Goal:
Go through the lines below. Copy those with "preview".

Data for processing:
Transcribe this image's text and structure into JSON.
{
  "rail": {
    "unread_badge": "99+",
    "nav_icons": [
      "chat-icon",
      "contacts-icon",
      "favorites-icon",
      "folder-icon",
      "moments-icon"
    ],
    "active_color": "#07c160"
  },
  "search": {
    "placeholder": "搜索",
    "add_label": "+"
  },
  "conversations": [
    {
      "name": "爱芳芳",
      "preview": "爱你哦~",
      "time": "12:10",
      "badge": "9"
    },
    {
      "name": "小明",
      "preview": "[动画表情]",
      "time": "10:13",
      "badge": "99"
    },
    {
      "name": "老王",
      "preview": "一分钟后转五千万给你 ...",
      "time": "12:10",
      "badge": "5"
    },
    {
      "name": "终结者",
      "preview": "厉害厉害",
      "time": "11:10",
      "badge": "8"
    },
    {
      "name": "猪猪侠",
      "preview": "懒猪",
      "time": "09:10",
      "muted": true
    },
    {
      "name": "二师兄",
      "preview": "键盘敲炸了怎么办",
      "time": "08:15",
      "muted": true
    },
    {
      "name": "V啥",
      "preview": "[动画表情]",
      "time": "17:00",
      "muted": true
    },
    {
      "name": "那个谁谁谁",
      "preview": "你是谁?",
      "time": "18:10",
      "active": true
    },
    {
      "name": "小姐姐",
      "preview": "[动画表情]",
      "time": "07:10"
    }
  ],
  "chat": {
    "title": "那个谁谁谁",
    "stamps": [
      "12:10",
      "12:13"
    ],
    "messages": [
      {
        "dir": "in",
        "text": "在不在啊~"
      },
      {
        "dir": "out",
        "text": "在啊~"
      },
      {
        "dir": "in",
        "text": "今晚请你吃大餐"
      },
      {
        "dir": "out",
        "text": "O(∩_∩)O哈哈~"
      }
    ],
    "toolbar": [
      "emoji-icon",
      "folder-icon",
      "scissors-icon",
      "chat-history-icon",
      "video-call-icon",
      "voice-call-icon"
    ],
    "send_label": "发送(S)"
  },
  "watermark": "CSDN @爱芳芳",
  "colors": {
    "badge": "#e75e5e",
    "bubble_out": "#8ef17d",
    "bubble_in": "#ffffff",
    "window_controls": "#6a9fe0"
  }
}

Correct output:
      "preview": "爱你哦~",
      "preview": "[动画表情]",
      "preview": "一分钟后转五千万给你 ...",
      "preview": "厉害厉害",
      "preview": "懒猪",
      "preview": "键盘敲炸了怎么办",
      "preview": "[动画表情]",
      "preview": "你是谁?",
      "preview": "[动画表情]",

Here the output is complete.